### [Material supplied]
** Start **

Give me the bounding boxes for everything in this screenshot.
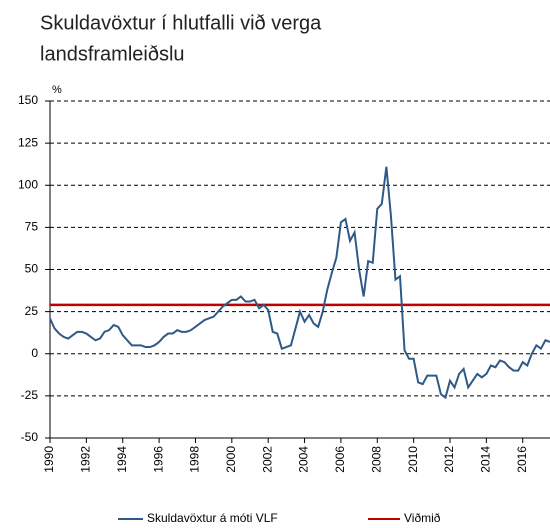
y-tick-label: 0: [31, 346, 38, 360]
x-tick-label: 2008: [369, 446, 383, 473]
x-tick-label: 1992: [79, 446, 93, 473]
x-tick-label: 1998: [188, 446, 202, 473]
y-tick-label: 100: [18, 177, 38, 191]
x-tick-label: 1994: [115, 446, 129, 473]
y-tick-label: 75: [25, 220, 39, 234]
x-tick-label: 2006: [333, 446, 347, 473]
x-tick-label: 2016: [515, 446, 529, 473]
y-tick-label: 50: [25, 262, 39, 276]
x-tick-label: 2014: [479, 446, 493, 473]
x-tick-label: 2002: [260, 446, 274, 473]
y-tick-label: 150: [18, 93, 38, 107]
legend-label: Viðmið: [404, 511, 441, 525]
y-unit: %: [52, 84, 62, 96]
y-tick-label: -50: [21, 430, 39, 444]
x-tick-label: 2010: [406, 446, 420, 473]
y-tick-label: 25: [25, 304, 39, 318]
x-tick-label: 2012: [442, 446, 456, 473]
y-tick-label: 125: [18, 135, 38, 149]
data-line: [49, 166, 550, 400]
chart-title: landsframleiðslu: [40, 43, 185, 65]
x-tick-label: 2004: [297, 446, 311, 473]
x-tick-label: 2000: [224, 446, 238, 473]
y-tick-label: -25: [21, 388, 39, 402]
chart-title: Skuldavöxtur í hlutfalli við verga: [40, 12, 322, 34]
x-tick-label: 1990: [42, 446, 56, 473]
x-tick-label: 1996: [151, 446, 165, 473]
legend-label: Skuldavöxtur á móti VLF: [147, 511, 278, 525]
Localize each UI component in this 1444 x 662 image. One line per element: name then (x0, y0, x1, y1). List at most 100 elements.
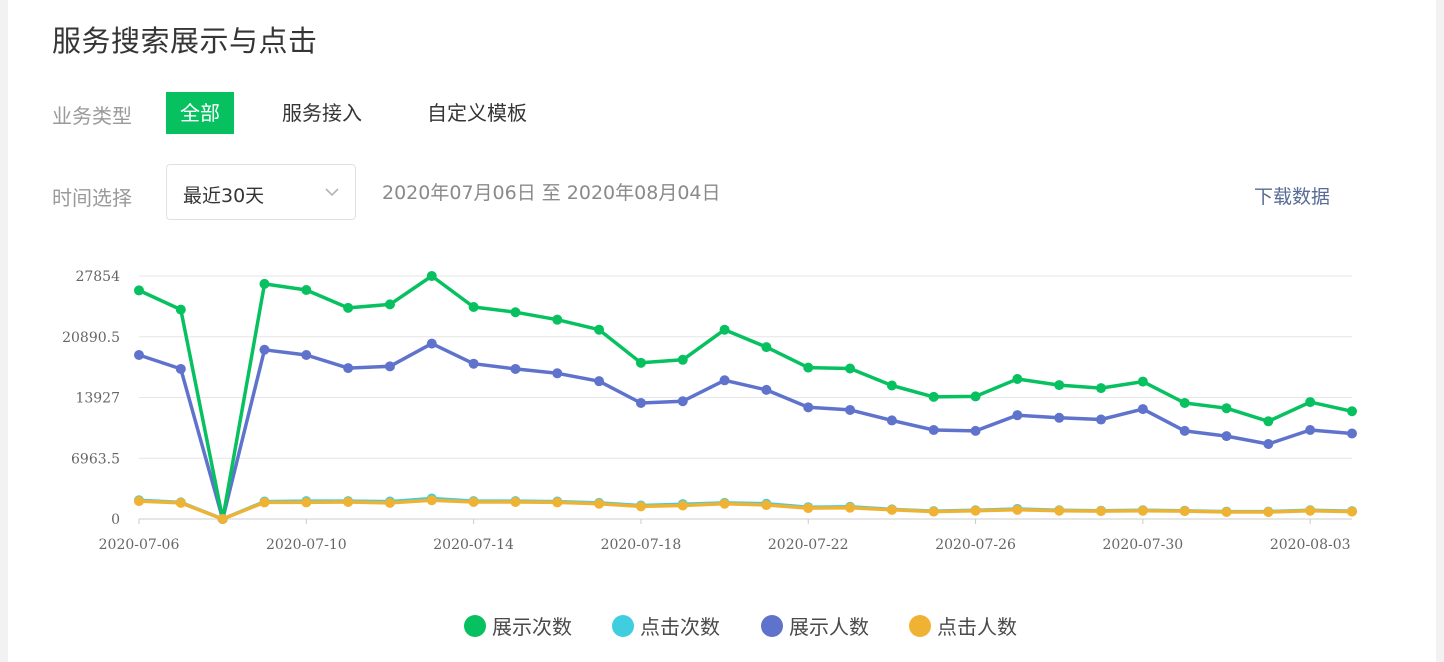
data-point[interactable] (845, 502, 856, 513)
legend-item-series-3[interactable]: 点击人数 (909, 611, 1017, 640)
data-point[interactable] (1096, 383, 1107, 394)
data-point[interactable] (719, 324, 730, 335)
data-point[interactable] (1054, 505, 1065, 516)
data-point[interactable] (1305, 425, 1316, 436)
date-range: 2020年07月06日 至 2020年08月04日 (382, 182, 721, 204)
data-point[interactable] (677, 354, 688, 365)
data-point[interactable] (677, 500, 688, 511)
data-point[interactable] (970, 425, 981, 436)
data-point[interactable] (1305, 397, 1316, 408)
data-point[interactable] (1179, 506, 1190, 517)
data-point[interactable] (301, 284, 312, 295)
data-point[interactable] (1137, 376, 1148, 387)
data-point[interactable] (552, 314, 563, 325)
data-point[interactable] (1012, 373, 1023, 384)
data-point[interactable] (552, 368, 563, 379)
data-point[interactable] (468, 496, 479, 507)
data-point[interactable] (845, 363, 856, 374)
data-point[interactable] (1012, 410, 1023, 421)
data-point[interactable] (1137, 404, 1148, 415)
data-point[interactable] (761, 500, 772, 511)
data-point[interactable] (259, 344, 270, 355)
data-point[interactable] (1347, 506, 1357, 517)
data-point[interactable] (677, 396, 688, 407)
data-point[interactable] (719, 375, 730, 386)
data-point[interactable] (217, 514, 228, 524)
data-point[interactable] (928, 425, 939, 436)
data-point[interactable] (635, 357, 646, 368)
legend-item-series-2[interactable]: 展示人数 (761, 611, 869, 640)
data-point[interactable] (510, 307, 521, 318)
data-point[interactable] (970, 505, 981, 516)
data-point[interactable] (343, 363, 354, 374)
data-point[interactable] (1263, 507, 1274, 518)
data-point[interactable] (384, 361, 395, 372)
data-point[interactable] (301, 497, 312, 508)
data-point[interactable] (259, 497, 270, 508)
data-point[interactable] (175, 497, 186, 508)
time-label: 时间选择 (52, 186, 132, 210)
data-point[interactable] (1054, 412, 1065, 423)
data-point[interactable] (426, 338, 437, 349)
data-point[interactable] (928, 506, 939, 517)
data-point[interactable] (1221, 403, 1232, 414)
data-point[interactable] (468, 302, 479, 313)
data-point[interactable] (1179, 425, 1190, 436)
data-point[interactable] (1347, 406, 1357, 417)
data-point[interactable] (1096, 414, 1107, 425)
data-point[interactable] (1221, 431, 1232, 442)
data-point[interactable] (803, 362, 814, 373)
data-point[interactable] (635, 501, 646, 512)
data-point[interactable] (259, 278, 270, 289)
data-point[interactable] (301, 349, 312, 360)
data-point[interactable] (134, 496, 144, 507)
legend-item-series-1[interactable]: 点击次数 (612, 611, 720, 640)
data-point[interactable] (803, 503, 814, 514)
data-point[interactable] (886, 504, 897, 515)
data-point[interactable] (761, 342, 772, 353)
data-point[interactable] (510, 496, 521, 507)
data-point[interactable] (928, 391, 939, 402)
data-point[interactable] (510, 363, 521, 374)
data-point[interactable] (426, 271, 437, 282)
data-point[interactable] (175, 304, 186, 315)
data-point[interactable] (635, 397, 646, 408)
data-point[interactable] (1012, 504, 1023, 515)
tab-service-access[interactable]: 服务接入 (282, 101, 362, 125)
data-point[interactable] (1137, 505, 1148, 516)
data-point[interactable] (1096, 506, 1107, 517)
data-point[interactable] (761, 384, 772, 395)
data-point[interactable] (1347, 428, 1357, 439)
data-point[interactable] (594, 376, 605, 387)
data-point[interactable] (1263, 416, 1274, 427)
data-point[interactable] (1054, 380, 1065, 391)
data-point[interactable] (1179, 397, 1190, 408)
data-point[interactable] (886, 415, 897, 426)
data-point[interactable] (343, 496, 354, 507)
data-point[interactable] (845, 404, 856, 415)
data-point[interactable] (1305, 505, 1316, 516)
tab-all[interactable]: 全部 (166, 92, 234, 134)
data-point[interactable] (719, 498, 730, 509)
time-select[interactable]: 最近30天 (166, 164, 356, 220)
data-point[interactable] (970, 391, 981, 402)
legend-item-series-0[interactable]: 展示次数 (464, 611, 572, 640)
data-point[interactable] (468, 358, 479, 369)
data-point[interactable] (384, 497, 395, 508)
tab-custom-template[interactable]: 自定义模板 (427, 101, 527, 125)
download-data-link[interactable]: 下载数据 (1254, 186, 1331, 208)
data-point[interactable] (803, 402, 814, 413)
x-tick-label: 2020-08-03 (1270, 537, 1351, 553)
data-point[interactable] (175, 363, 186, 374)
data-point[interactable] (1263, 438, 1274, 449)
data-point[interactable] (134, 285, 144, 296)
data-point[interactable] (594, 324, 605, 335)
data-point[interactable] (1221, 507, 1232, 518)
data-point[interactable] (384, 299, 395, 310)
data-point[interactable] (134, 349, 144, 360)
data-point[interactable] (594, 498, 605, 509)
data-point[interactable] (343, 302, 354, 313)
data-point[interactable] (886, 380, 897, 391)
data-point[interactable] (552, 497, 563, 508)
data-point[interactable] (426, 495, 437, 506)
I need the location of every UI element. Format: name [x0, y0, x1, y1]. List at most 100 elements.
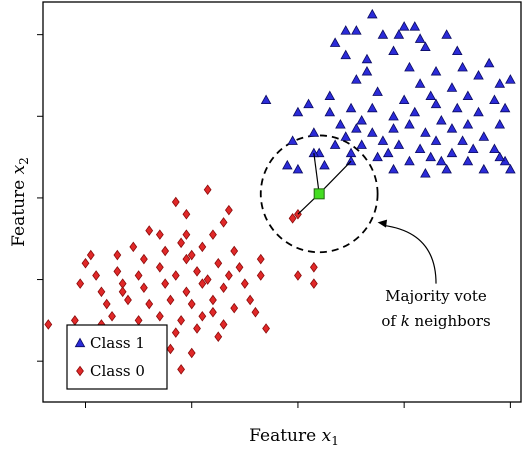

** End **

### [Brief]
Lay out every line of the items above as a JSON list of strings, one string per line, with blank lines left out. Leave the pictures out of the answer.

### [Result for this task]
[
  "Give me the bounding boxes for everything in this screenshot.",
  "y-tick-label: 0: [31, 346, 38, 360]",
  "x-tick-label: 2008: [369, 446, 383, 473]",
  "x-tick-label: 1992: [79, 446, 93, 473]",
  "x-tick-label: 1998: [188, 446, 202, 473]",
  "y-tick-label: 100: [18, 177, 38, 191]",
  "x-tick-label: 1994: [115, 446, 129, 473]",
  "y-tick-label: 75: [25, 220, 39, 234]",
  "x-tick-label: 2006: [333, 446, 347, 473]",
  "x-tick-label: 2016: [515, 446, 529, 473]",
  "y-tick-label: 50: [25, 262, 39, 276]",
  "x-tick-label: 2014: [479, 446, 493, 473]",
  "x-tick-label: 2002: [260, 446, 274, 473]",
  "y-tick-label: 150: [18, 93, 38, 107]",
  "legend-label: Viðmið: [404, 511, 441, 525]",
  "y-unit: %: [52, 84, 62, 96]",
  "y-tick-label: -50: [21, 430, 39, 444]",
  "x-tick-label: 2010: [406, 446, 420, 473]",
  "y-tick-label: 25: [25, 304, 39, 318]",
  "x-tick-label: 2012: [442, 446, 456, 473]",
  "y-tick-label: 125: [18, 135, 38, 149]",
  "data-line: [49, 166, 550, 400]",
  "chart-title: landsframleiðslu: [40, 43, 185, 65]",
  "x-tick-label: 2004: [297, 446, 311, 473]",
  "x-tick-label: 2000: [224, 446, 238, 473]",
  "y-tick-label: -25: [21, 388, 39, 402]",
  "chart-title: Skuldavöxtur í hlutfalli við verga: [40, 12, 322, 34]",
  "x-tick-label: 1990: [42, 446, 56, 473]",
  "x-tick-label: 1996: [151, 446, 165, 473]",
  "legend-label: Skuldavöxtur á móti VLF: [147, 511, 278, 525]",
  "Localize each UI component in this 1444 x 662 image. One line per element: name then (x0, y0, x1, y1). List at most 100 elements.",
  "data-point[interactable] (845, 502, 856, 513)",
  "legend-item-series-3[interactable]: 点击人数 (909, 611, 1017, 640)",
  "data-point[interactable] (1096, 383, 1107, 394)",
  "data-point[interactable] (719, 324, 730, 335)",
  "data-point[interactable] (1054, 505, 1065, 516)",
  "data-point[interactable] (1305, 425, 1316, 436)",
  "date-range: 2020年07月06日 至 2020年08月04日 (382, 182, 721, 204)",
  "data-point[interactable] (677, 354, 688, 365)",
  "data-point[interactable] (677, 500, 688, 511)",
  "data-point[interactable] (970, 425, 981, 436)",
  "data-point[interactable] (1305, 397, 1316, 408)",
  "data-point[interactable] (1179, 506, 1190, 517)",
  "data-point[interactable] (301, 284, 312, 295)",
  "data-point[interactable] (1137, 376, 1148, 387)",
  "data-point[interactable] (552, 314, 563, 325)",
  "data-point[interactable] (1012, 373, 1023, 384)",
  "data-point[interactable] (552, 368, 563, 379)",
  "data-point[interactable] (468, 496, 479, 507)",
  "data-point[interactable] (845, 363, 856, 374)",
  "data-point[interactable] (1012, 410, 1023, 421)",
  "data-point[interactable] (1137, 404, 1148, 415)",
  "data-point[interactable] (761, 500, 772, 511)",
  "data-point[interactable] (259, 344, 270, 355)",
  "data-point[interactable] (1347, 506, 1357, 517)",
  "data-point[interactable] (677, 396, 688, 407)",
  "data-point[interactable] (719, 375, 730, 386)",
  "data-point[interactable] (217, 514, 228, 524)",
  "data-point[interactable] (928, 425, 939, 436)",
  "data-point[interactable] (635, 357, 646, 368)",
  "legend-item-series-2[interactable]: 展示人数 (761, 611, 869, 640)",
  "data-point[interactable] (510, 307, 521, 318)",
  "data-point[interactable] (970, 505, 981, 516)",
  "data-point[interactable] (343, 363, 354, 374)",
  "data-point[interactable] (1263, 507, 1274, 518)",
  "data-point[interactable] (384, 361, 395, 372)",
  "data-point[interactable] (301, 497, 312, 508)",
  "data-point[interactable] (259, 497, 270, 508)",
  "data-point[interactable] (175, 497, 186, 508)",
  "time-label: 时间选择 (52, 186, 132, 210)",
  "data-point[interactable] (1054, 412, 1065, 423)",
  "data-point[interactable] (426, 338, 437, 349)",
  "data-point[interactable] (928, 506, 939, 517)",
  "data-point[interactable] (1221, 403, 1232, 414)",
  "data-point[interactable] (468, 302, 479, 313)",
  "data-point[interactable] (1179, 425, 1190, 436)",
  "data-point[interactable] (1347, 406, 1357, 417)",
  "data-point[interactable] (1096, 414, 1107, 425)",
  "data-point[interactable] (1221, 431, 1232, 442)",
  "data-point[interactable] (803, 362, 814, 373)",
  "data-point[interactable] (635, 501, 646, 512)",
  "data-point[interactable] (259, 278, 270, 289)",
  "data-point[interactable] (301, 349, 312, 360)",
  "data-point[interactable] (134, 496, 144, 507)",
  "legend-item-series-1[interactable]: 点击次数 (612, 611, 720, 640)",
  "data-point[interactable] (803, 503, 814, 514)",
  "data-point[interactable] (886, 504, 897, 515)",
  "data-point[interactable] (761, 342, 772, 353)",
  "data-point[interactable] (510, 496, 521, 507)",
  "data-point[interactable] (928, 391, 939, 402)",
  "data-point[interactable] (510, 363, 521, 374)",
  "data-point[interactable] (426, 271, 437, 282)",
  "data-point[interactable] (175, 304, 186, 315)",
  "data-point[interactable] (635, 397, 646, 408)",
  "data-point[interactable] (1012, 504, 1023, 515)",
  "tab-service-access[interactable]: 服务接入 (282, 101, 362, 125)",
  "data-point[interactable] (1137, 505, 1148, 516)",
  "data-point[interactable] (1096, 506, 1107, 517)",
  "data-point[interactable] (761, 384, 772, 395)",
  "data-point[interactable] (1347, 428, 1357, 439)",
  "data-point[interactable] (594, 376, 605, 387)",
  "data-point[interactable] (1263, 416, 1274, 427)",
  "data-point[interactable] (1054, 380, 1065, 391)",
  "data-point[interactable] (1179, 397, 1190, 408)",
  "data-point[interactable] (886, 415, 897, 426)",
  "data-point[interactable] (343, 496, 354, 507)",
  "data-point[interactable] (845, 404, 856, 415)",
  "data-point[interactable] (1305, 505, 1316, 516)",
  "tab-all[interactable]: 全部 (166, 92, 234, 134)",
  "data-point[interactable] (719, 498, 730, 509)",
  "time-select[interactable]: 最近30天 (166, 164, 356, 220)",
  "data-point[interactable] (970, 391, 981, 402)",
  "legend-item-series-0[interactable]: 展示次数 (464, 611, 572, 640)",
  "data-point[interactable] (468, 358, 479, 369)",
  "data-point[interactable] (384, 497, 395, 508)",
  "tab-custom-template[interactable]: 自定义模板 (427, 101, 527, 125)",
  "download-data-link[interactable]: 下载数据 (1254, 186, 1331, 208)",
  "data-point[interactable] (803, 402, 814, 413)",
  "x-tick-label: 2020-08-03 (1270, 537, 1351, 553)",
  "data-point[interactable] (175, 363, 186, 374)",
  "data-point[interactable] (1263, 438, 1274, 449)",
  "data-point[interactable] (134, 285, 144, 296)",
  "data-point[interactable] (594, 324, 605, 335)",
  "data-point[interactable] (1221, 507, 1232, 518)",
  "data-point[interactable] (384, 299, 395, 310)",
  "data-point[interactable] (134, 349, 144, 360)",
  "data-point[interactable] (594, 498, 605, 509)",
  "data-point[interactable] (343, 302, 354, 313)",
  "data-point[interactable] (886, 380, 897, 391)",
  "data-point[interactable] (552, 497, 563, 508)",
  "data-point[interactable] (426, 495, 437, 506)",
  "I need the location of every UI element. Format: name [x0, y0, x1, y1]. List at most 100 elements."
]